[Entries with figure data]
——

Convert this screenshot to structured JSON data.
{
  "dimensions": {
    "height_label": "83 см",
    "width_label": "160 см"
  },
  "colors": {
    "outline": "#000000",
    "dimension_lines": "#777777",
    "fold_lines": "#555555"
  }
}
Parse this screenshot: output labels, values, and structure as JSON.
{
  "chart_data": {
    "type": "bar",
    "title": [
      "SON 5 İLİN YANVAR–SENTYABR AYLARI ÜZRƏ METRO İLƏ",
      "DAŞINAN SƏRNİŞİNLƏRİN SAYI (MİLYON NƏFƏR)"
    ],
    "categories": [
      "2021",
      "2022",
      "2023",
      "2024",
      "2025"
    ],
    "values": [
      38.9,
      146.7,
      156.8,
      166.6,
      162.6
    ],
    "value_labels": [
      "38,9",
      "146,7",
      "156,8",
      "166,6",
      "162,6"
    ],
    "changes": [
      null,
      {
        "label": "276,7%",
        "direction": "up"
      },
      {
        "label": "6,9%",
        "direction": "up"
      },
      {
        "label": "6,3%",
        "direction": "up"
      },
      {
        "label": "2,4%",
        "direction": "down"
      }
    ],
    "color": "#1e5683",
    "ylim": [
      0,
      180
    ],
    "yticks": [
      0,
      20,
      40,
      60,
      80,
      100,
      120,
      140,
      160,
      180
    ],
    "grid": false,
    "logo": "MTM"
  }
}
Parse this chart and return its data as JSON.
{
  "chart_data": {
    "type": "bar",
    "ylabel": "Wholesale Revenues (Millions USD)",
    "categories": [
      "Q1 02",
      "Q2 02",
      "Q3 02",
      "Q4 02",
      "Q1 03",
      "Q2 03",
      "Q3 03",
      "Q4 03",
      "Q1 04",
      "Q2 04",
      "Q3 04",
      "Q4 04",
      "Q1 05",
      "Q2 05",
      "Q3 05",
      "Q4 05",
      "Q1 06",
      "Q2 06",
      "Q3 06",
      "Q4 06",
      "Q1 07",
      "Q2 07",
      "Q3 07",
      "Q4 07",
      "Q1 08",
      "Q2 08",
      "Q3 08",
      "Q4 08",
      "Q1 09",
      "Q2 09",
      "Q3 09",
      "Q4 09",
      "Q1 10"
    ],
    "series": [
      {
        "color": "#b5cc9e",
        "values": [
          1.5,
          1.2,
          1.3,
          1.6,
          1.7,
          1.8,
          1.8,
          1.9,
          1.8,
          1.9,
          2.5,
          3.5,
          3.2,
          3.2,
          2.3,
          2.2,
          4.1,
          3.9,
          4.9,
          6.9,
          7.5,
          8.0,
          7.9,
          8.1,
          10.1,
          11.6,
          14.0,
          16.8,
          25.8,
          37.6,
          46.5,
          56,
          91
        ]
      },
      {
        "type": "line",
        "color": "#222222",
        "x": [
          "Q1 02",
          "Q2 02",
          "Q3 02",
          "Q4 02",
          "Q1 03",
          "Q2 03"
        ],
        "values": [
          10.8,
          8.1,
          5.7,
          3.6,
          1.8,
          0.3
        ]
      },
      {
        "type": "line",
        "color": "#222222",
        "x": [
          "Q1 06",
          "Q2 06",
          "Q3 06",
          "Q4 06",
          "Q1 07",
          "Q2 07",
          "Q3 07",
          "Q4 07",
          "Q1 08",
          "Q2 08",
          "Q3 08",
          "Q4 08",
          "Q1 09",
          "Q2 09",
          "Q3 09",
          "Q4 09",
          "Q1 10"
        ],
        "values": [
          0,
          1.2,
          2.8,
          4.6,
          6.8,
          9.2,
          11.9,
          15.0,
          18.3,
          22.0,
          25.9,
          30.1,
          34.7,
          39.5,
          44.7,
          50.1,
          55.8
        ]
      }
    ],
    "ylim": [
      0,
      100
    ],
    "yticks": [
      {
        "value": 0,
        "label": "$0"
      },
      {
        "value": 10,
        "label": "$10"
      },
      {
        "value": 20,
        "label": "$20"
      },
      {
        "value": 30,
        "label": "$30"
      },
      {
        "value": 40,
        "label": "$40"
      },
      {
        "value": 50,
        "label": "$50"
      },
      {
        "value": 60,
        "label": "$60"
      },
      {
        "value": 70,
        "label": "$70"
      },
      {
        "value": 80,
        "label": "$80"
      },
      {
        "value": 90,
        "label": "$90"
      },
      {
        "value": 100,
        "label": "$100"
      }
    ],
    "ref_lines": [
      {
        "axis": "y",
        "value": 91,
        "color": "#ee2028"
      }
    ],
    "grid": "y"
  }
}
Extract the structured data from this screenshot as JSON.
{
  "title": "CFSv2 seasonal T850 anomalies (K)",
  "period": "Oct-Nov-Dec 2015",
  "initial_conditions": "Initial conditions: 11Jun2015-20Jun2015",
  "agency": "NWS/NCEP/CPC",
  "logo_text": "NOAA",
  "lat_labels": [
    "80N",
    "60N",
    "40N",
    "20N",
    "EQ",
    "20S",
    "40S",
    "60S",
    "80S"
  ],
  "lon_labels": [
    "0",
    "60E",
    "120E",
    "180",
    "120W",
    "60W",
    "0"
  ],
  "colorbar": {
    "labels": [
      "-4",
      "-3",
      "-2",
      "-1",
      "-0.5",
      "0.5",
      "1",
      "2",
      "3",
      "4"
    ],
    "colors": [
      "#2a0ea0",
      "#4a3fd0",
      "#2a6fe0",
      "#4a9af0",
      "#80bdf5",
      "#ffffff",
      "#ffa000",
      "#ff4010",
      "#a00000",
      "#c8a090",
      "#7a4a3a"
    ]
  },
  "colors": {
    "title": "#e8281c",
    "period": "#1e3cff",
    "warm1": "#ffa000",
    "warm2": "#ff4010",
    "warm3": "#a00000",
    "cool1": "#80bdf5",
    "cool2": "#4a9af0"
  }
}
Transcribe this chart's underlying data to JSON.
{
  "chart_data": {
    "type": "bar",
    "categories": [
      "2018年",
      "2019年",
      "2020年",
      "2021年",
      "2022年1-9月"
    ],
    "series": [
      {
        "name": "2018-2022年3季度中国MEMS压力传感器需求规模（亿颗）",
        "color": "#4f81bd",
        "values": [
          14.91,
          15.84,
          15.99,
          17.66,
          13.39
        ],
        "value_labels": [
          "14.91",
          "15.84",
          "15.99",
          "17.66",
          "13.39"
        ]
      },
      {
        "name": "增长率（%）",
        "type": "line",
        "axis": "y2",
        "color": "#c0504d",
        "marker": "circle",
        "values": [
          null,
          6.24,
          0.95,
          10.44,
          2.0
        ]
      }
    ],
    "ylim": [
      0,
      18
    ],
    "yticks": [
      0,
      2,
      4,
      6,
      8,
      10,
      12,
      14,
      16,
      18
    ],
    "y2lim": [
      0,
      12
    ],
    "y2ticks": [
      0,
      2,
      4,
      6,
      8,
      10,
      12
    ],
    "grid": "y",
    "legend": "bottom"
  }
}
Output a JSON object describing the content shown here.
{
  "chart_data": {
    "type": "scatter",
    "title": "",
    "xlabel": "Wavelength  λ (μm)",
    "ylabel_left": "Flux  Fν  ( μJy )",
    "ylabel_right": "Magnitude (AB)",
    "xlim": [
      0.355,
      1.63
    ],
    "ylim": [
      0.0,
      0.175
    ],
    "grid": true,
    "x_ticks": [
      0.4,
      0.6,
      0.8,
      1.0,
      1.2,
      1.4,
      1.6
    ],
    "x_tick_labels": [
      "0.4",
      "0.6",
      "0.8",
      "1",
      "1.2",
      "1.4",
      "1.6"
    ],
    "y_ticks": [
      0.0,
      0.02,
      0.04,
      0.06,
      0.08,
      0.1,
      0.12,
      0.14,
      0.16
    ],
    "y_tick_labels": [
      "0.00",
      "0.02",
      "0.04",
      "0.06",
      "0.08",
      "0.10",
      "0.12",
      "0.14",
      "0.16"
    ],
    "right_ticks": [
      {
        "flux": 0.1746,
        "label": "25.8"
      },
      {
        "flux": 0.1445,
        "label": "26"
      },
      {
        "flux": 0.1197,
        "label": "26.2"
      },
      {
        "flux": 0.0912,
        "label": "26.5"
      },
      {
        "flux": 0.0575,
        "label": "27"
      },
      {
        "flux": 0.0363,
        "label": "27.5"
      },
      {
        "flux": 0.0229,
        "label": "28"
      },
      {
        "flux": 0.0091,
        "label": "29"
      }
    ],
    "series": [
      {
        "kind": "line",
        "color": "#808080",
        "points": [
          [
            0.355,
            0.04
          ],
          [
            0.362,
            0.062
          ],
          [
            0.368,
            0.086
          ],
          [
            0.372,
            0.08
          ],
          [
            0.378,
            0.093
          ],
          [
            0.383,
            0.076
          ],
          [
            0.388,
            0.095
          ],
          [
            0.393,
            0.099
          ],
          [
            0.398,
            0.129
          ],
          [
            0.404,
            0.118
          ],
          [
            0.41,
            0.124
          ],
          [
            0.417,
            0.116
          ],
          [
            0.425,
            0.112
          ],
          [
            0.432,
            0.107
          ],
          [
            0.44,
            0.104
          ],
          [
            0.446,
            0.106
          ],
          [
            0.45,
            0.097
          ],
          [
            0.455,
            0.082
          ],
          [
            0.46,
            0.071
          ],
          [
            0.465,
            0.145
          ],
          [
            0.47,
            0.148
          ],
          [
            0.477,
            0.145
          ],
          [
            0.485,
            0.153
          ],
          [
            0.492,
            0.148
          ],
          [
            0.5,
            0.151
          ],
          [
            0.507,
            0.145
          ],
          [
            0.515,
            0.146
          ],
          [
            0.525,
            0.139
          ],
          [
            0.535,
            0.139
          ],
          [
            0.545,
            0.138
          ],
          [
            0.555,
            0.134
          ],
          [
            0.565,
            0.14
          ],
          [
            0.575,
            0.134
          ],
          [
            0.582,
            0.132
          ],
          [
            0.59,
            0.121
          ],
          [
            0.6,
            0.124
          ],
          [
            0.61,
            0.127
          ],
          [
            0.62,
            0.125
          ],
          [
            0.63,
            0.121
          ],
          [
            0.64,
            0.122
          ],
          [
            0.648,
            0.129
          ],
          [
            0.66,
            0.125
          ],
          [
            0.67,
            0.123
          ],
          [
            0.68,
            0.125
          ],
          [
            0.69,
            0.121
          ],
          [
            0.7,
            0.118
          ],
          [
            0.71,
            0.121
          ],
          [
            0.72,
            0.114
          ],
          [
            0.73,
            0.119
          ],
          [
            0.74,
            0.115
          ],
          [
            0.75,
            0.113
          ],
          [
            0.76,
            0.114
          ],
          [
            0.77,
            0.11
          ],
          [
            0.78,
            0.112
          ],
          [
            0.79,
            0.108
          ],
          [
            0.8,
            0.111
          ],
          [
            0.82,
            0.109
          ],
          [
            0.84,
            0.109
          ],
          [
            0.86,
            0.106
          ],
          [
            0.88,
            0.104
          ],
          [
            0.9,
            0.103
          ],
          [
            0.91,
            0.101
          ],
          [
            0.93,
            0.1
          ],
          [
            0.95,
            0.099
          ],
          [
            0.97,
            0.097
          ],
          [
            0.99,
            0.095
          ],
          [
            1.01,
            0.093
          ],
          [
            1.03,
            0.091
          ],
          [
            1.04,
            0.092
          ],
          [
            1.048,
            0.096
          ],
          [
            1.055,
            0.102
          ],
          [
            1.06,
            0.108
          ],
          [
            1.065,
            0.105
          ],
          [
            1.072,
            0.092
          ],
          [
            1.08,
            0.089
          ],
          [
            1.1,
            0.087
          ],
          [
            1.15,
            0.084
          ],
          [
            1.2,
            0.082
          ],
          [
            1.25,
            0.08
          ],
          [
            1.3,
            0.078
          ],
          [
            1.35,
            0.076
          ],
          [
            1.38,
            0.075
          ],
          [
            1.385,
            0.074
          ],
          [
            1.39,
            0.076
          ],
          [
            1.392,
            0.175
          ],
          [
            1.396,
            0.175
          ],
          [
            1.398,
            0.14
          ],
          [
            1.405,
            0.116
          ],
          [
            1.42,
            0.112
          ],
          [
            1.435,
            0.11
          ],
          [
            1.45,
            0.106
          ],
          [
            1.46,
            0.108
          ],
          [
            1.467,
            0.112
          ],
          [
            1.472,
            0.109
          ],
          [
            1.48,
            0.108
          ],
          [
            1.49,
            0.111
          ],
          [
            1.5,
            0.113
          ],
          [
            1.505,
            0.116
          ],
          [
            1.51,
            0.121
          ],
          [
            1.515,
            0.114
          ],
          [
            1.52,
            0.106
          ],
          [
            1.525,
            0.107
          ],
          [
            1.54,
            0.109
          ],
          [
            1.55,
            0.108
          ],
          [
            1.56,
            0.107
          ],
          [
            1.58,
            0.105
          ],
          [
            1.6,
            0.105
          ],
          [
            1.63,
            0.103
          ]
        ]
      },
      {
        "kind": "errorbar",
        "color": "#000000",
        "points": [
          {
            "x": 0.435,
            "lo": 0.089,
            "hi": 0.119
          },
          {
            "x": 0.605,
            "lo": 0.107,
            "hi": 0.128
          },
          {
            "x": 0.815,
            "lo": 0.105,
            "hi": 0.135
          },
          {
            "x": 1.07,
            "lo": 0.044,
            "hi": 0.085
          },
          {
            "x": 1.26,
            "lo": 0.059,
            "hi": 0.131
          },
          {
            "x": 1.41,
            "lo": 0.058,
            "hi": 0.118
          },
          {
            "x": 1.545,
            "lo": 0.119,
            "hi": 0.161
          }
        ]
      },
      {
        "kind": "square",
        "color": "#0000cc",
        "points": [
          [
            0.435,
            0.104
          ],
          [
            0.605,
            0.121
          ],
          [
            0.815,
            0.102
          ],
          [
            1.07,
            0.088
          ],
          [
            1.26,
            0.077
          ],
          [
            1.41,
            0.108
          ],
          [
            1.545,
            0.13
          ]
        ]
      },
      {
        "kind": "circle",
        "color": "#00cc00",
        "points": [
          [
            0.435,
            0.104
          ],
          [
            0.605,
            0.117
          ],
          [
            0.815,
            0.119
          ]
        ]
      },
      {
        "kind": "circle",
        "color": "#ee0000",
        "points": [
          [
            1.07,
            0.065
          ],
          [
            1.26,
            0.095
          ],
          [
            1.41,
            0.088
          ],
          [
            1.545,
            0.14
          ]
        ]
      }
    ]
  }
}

——

→ **Exercise task**: Look through the listing above. Pick out each line with "title" and copy it.

→ **Response to the exercise**:
    "title": [
  "title": "CFSv2 seasonal T850 anomalies (K)",
    "title": "#e8281c",
    "title": "",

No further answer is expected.